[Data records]
----------
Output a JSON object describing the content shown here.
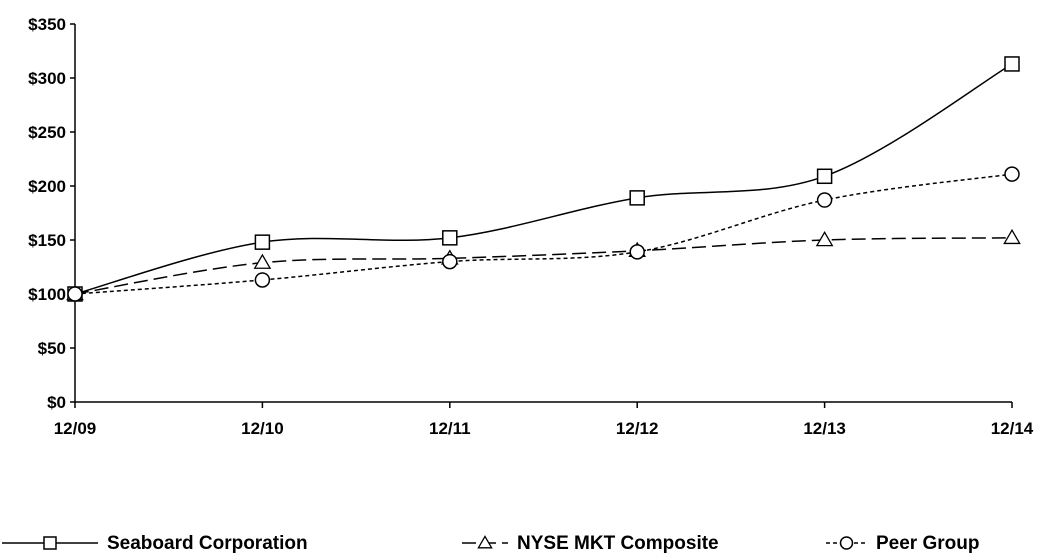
{
  "chart_data": {
    "type": "line",
    "categories": [
      "12/09",
      "12/10",
      "12/11",
      "12/12",
      "12/13",
      "12/14"
    ],
    "ylim": [
      0,
      350
    ],
    "yticks": [
      0,
      50,
      100,
      150,
      200,
      250,
      300,
      350
    ],
    "ytick_labels": [
      "$0",
      "$50",
      "$100",
      "$150",
      "$200",
      "$250",
      "$300",
      "$350"
    ],
    "grid": false,
    "legend_position": "bottom",
    "series": [
      {
        "name": "Seaboard Corporation",
        "marker": "square",
        "dash": "solid",
        "values": [
          100,
          148,
          152,
          189,
          209,
          313
        ]
      },
      {
        "name": "NYSE MKT Composite",
        "marker": "triangle",
        "dash": "dashed",
        "values": [
          100,
          129,
          133,
          140,
          150,
          152
        ]
      },
      {
        "name": "Peer Group",
        "marker": "circle",
        "dash": "dotted",
        "values": [
          100,
          113,
          130,
          139,
          187,
          211
        ]
      }
    ]
  }
}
----------
*TASK TO COMPLETE:* Each record above is to be restated exactly, with its pictures removed from the copy.

*SOLUTION TO THE EXERCISE:*
Output a JSON object describing the content shown here.
{
  "chart_data": {
    "type": "line",
    "categories": [
      "12/09",
      "12/10",
      "12/11",
      "12/12",
      "12/13",
      "12/14"
    ],
    "ylim": [
      0,
      350
    ],
    "yticks": [
      0,
      50,
      100,
      150,
      200,
      250,
      300,
      350
    ],
    "ytick_labels": [
      "$0",
      "$50",
      "$100",
      "$150",
      "$200",
      "$250",
      "$300",
      "$350"
    ],
    "grid": false,
    "legend_position": "bottom",
    "series": [
      {
        "name": "Seaboard Corporation",
        "marker": "square",
        "dash": "solid",
        "values": [
          100,
          148,
          152,
          189,
          209,
          313
        ]
      },
      {
        "name": "NYSE MKT Composite",
        "marker": "triangle",
        "dash": "dashed",
        "values": [
          100,
          129,
          133,
          140,
          150,
          152
        ]
      },
      {
        "name": "Peer Group",
        "marker": "circle",
        "dash": "dotted",
        "values": [
          100,
          113,
          130,
          139,
          187,
          211
        ]
      }
    ]
  }
}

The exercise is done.